◆ **Material for the task**
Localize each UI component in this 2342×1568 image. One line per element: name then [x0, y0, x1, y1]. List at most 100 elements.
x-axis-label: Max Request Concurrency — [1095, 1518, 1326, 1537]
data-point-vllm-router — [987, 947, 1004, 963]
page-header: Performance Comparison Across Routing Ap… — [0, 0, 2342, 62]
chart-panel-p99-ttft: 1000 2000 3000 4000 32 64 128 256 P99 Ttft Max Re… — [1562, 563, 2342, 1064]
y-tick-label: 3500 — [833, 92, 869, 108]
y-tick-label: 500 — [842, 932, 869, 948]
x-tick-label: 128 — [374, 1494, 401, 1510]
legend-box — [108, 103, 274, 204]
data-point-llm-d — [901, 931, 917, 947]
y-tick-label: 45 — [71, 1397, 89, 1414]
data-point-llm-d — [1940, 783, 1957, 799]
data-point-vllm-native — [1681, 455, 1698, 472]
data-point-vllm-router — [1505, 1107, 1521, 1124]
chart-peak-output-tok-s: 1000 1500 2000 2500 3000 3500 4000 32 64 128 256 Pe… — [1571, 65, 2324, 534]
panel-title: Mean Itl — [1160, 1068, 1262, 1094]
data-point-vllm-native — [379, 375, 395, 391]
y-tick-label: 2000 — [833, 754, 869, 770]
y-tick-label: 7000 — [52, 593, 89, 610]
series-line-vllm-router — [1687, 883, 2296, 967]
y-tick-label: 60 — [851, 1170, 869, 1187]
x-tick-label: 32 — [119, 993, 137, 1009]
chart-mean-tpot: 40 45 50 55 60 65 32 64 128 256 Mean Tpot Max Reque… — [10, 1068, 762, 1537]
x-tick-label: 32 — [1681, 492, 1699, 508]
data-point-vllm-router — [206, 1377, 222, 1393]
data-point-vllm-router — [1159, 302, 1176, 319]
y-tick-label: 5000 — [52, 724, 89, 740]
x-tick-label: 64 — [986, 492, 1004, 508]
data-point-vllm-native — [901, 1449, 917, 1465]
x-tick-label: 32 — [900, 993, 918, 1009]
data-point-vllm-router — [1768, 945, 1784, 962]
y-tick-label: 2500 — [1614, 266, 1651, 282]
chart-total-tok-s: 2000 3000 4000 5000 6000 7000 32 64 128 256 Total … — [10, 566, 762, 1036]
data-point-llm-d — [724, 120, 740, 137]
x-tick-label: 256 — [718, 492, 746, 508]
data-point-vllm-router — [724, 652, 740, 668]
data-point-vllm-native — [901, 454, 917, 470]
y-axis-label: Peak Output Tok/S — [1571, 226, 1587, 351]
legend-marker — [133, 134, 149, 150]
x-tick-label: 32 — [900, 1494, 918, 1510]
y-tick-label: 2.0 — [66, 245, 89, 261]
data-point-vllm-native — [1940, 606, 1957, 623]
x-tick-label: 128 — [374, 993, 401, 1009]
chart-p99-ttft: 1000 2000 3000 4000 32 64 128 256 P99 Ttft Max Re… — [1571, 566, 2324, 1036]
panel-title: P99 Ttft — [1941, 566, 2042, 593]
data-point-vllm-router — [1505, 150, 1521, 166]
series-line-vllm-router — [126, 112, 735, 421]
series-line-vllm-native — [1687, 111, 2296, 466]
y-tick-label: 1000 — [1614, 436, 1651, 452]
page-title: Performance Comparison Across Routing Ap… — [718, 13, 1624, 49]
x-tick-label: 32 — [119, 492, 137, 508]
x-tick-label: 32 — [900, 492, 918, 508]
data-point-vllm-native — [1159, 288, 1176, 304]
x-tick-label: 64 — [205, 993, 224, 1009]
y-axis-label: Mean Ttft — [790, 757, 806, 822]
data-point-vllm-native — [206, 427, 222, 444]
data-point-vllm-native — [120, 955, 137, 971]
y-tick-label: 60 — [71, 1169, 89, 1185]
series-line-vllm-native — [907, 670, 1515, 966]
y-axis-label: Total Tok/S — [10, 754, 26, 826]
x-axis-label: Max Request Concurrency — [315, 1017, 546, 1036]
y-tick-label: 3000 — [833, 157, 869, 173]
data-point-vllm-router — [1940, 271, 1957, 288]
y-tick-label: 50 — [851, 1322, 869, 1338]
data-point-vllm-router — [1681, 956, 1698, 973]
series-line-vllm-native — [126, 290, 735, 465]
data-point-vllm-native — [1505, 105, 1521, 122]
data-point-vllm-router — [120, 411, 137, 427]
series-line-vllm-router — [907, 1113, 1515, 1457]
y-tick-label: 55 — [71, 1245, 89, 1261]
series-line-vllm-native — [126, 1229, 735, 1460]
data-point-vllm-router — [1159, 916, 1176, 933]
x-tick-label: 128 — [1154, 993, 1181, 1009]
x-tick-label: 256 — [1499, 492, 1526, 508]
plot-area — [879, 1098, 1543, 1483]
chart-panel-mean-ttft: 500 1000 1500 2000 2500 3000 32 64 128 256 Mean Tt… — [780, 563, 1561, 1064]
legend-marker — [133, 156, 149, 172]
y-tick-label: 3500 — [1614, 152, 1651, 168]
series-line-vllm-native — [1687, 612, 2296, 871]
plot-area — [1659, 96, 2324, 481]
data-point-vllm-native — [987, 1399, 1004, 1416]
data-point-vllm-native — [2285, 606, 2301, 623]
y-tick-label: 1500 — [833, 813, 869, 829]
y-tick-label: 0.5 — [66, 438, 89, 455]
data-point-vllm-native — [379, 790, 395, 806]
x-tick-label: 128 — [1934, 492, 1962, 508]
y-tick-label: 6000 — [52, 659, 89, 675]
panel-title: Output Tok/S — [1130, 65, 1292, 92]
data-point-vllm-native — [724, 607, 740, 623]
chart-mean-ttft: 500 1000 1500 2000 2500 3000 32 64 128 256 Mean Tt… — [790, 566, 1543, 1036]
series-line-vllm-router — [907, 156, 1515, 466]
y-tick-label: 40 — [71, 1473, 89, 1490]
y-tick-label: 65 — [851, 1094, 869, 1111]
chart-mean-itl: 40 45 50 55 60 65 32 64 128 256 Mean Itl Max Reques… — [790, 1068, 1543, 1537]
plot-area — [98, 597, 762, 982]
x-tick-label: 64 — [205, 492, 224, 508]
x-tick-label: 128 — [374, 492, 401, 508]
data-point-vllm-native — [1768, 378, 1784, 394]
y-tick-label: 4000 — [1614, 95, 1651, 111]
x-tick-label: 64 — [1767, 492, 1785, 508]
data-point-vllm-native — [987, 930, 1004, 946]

◆ **Instructions to follow**
Copy the listing above with every "x-tick-label" renamed to "x-axis-tick", keeping everything else the same.

◆ **Exercise output**
Localize each UI component in this 2342×1568 image. One line per element: name then [x0, y0, x1, y1]. List at most 100 elements.
x-axis-label: Max Request Concurrency — [1095, 1518, 1326, 1537]
data-point-vllm-router — [987, 947, 1004, 963]
page-header: Performance Comparison Across Routing Ap… — [0, 0, 2342, 62]
chart-panel-p99-ttft: 1000 2000 3000 4000 32 64 128 256 P99 Ttft Max Re… — [1562, 563, 2342, 1064]
y-tick-label: 3500 — [833, 92, 869, 108]
y-tick-label: 500 — [842, 932, 869, 948]
x-axis-tick: 128 — [374, 1494, 401, 1510]
legend-box — [108, 103, 274, 204]
data-point-llm-d — [901, 931, 917, 947]
y-tick-label: 45 — [71, 1397, 89, 1414]
data-point-llm-d — [1940, 783, 1957, 799]
data-point-vllm-native — [1681, 455, 1698, 472]
data-point-vllm-router — [1505, 1107, 1521, 1124]
chart-peak-output-tok-s: 1000 1500 2000 2500 3000 3500 4000 32 64 128 256 Pe… — [1571, 65, 2324, 534]
panel-title: Mean Itl — [1160, 1068, 1262, 1094]
data-point-vllm-native — [379, 375, 395, 391]
y-tick-label: 2000 — [833, 754, 869, 770]
y-tick-label: 7000 — [52, 593, 89, 610]
series-line-vllm-router — [1687, 883, 2296, 967]
y-tick-label: 60 — [851, 1170, 869, 1187]
x-axis-tick: 32 — [119, 993, 137, 1009]
chart-mean-tpot: 40 45 50 55 60 65 32 64 128 256 Mean Tpot Max Reque… — [10, 1068, 762, 1537]
x-axis-tick: 32 — [1681, 492, 1699, 508]
data-point-vllm-router — [206, 1377, 222, 1393]
data-point-vllm-router — [1159, 302, 1176, 319]
y-tick-label: 5000 — [52, 724, 89, 740]
x-axis-tick: 64 — [986, 492, 1004, 508]
data-point-vllm-native — [901, 1449, 917, 1465]
x-axis-tick: 32 — [900, 993, 918, 1009]
data-point-vllm-router — [1768, 945, 1784, 962]
y-tick-label: 2500 — [1614, 266, 1651, 282]
chart-total-tok-s: 2000 3000 4000 5000 6000 7000 32 64 128 256 Total … — [10, 566, 762, 1036]
data-point-llm-d — [724, 120, 740, 137]
x-axis-tick: 256 — [718, 492, 746, 508]
data-point-vllm-router — [724, 652, 740, 668]
data-point-vllm-native — [901, 454, 917, 470]
y-axis-label: Peak Output Tok/S — [1571, 226, 1587, 351]
legend-marker — [133, 134, 149, 150]
x-axis-tick: 32 — [900, 1494, 918, 1510]
y-tick-label: 2.0 — [66, 245, 89, 261]
data-point-vllm-native — [1940, 606, 1957, 623]
x-axis-tick: 128 — [374, 993, 401, 1009]
chart-p99-ttft: 1000 2000 3000 4000 32 64 128 256 P99 Ttft Max Re… — [1571, 566, 2324, 1036]
panel-title: P99 Ttft — [1941, 566, 2042, 593]
data-point-vllm-router — [1505, 150, 1521, 166]
series-line-vllm-router — [126, 112, 735, 421]
series-line-vllm-native — [1687, 111, 2296, 466]
y-tick-label: 1000 — [1614, 436, 1651, 452]
page-title: Performance Comparison Across Routing Ap… — [718, 13, 1624, 49]
x-axis-tick: 32 — [119, 492, 137, 508]
x-axis-tick: 32 — [900, 492, 918, 508]
data-point-vllm-native — [1159, 288, 1176, 304]
x-axis-tick: 64 — [205, 993, 224, 1009]
y-axis-label: Mean Ttft — [790, 757, 806, 822]
data-point-vllm-native — [206, 427, 222, 444]
data-point-vllm-native — [120, 955, 137, 971]
y-tick-label: 60 — [71, 1169, 89, 1185]
series-line-vllm-native — [907, 670, 1515, 966]
y-axis-label: Total Tok/S — [10, 754, 26, 826]
x-axis-label: Max Request Concurrency — [315, 1017, 546, 1036]
y-tick-label: 3000 — [833, 157, 869, 173]
data-point-vllm-router — [1940, 271, 1957, 288]
y-tick-label: 50 — [851, 1322, 869, 1338]
data-point-vllm-router — [1681, 956, 1698, 973]
series-line-vllm-native — [126, 290, 735, 465]
data-point-vllm-native — [1505, 105, 1521, 122]
data-point-vllm-router — [120, 411, 137, 427]
series-line-vllm-router — [907, 1113, 1515, 1457]
y-tick-label: 55 — [71, 1245, 89, 1261]
series-line-vllm-native — [126, 1229, 735, 1460]
data-point-vllm-router — [1159, 916, 1176, 933]
x-axis-tick: 128 — [1154, 993, 1181, 1009]
x-axis-tick: 256 — [1499, 492, 1526, 508]
plot-area — [879, 1098, 1543, 1483]
chart-panel-mean-ttft: 500 1000 1500 2000 2500 3000 32 64 128 256 Mean Tt… — [780, 563, 1561, 1064]
legend-marker — [133, 156, 149, 172]
y-tick-label: 3500 — [1614, 152, 1651, 168]
series-line-vllm-native — [1687, 612, 2296, 871]
plot-area — [1659, 96, 2324, 481]
data-point-vllm-native — [987, 1399, 1004, 1416]
data-point-vllm-native — [2285, 606, 2301, 623]
y-tick-label: 1500 — [833, 813, 869, 829]
y-tick-label: 0.5 — [66, 438, 89, 455]
data-point-vllm-native — [379, 790, 395, 806]
x-axis-tick: 128 — [1934, 492, 1962, 508]
y-tick-label: 6000 — [52, 659, 89, 675]
panel-title: Output Tok/S — [1130, 65, 1292, 92]
data-point-vllm-native — [724, 607, 740, 623]
chart-mean-ttft: 500 1000 1500 2000 2500 3000 32 64 128 256 Mean Tt… — [790, 566, 1543, 1036]
series-line-vllm-router — [907, 156, 1515, 466]
y-tick-label: 40 — [71, 1473, 89, 1490]
y-tick-label: 65 — [851, 1094, 869, 1111]
chart-mean-itl: 40 45 50 55 60 65 32 64 128 256 Mean Itl Max Reques… — [790, 1068, 1543, 1537]
plot-area — [98, 597, 762, 982]
x-axis-tick: 64 — [205, 492, 224, 508]
x-axis-tick: 128 — [374, 492, 401, 508]
data-point-vllm-native — [1768, 378, 1784, 394]
y-tick-label: 4000 — [1614, 95, 1651, 111]
x-axis-tick: 64 — [1767, 492, 1785, 508]
data-point-vllm-native — [987, 930, 1004, 946]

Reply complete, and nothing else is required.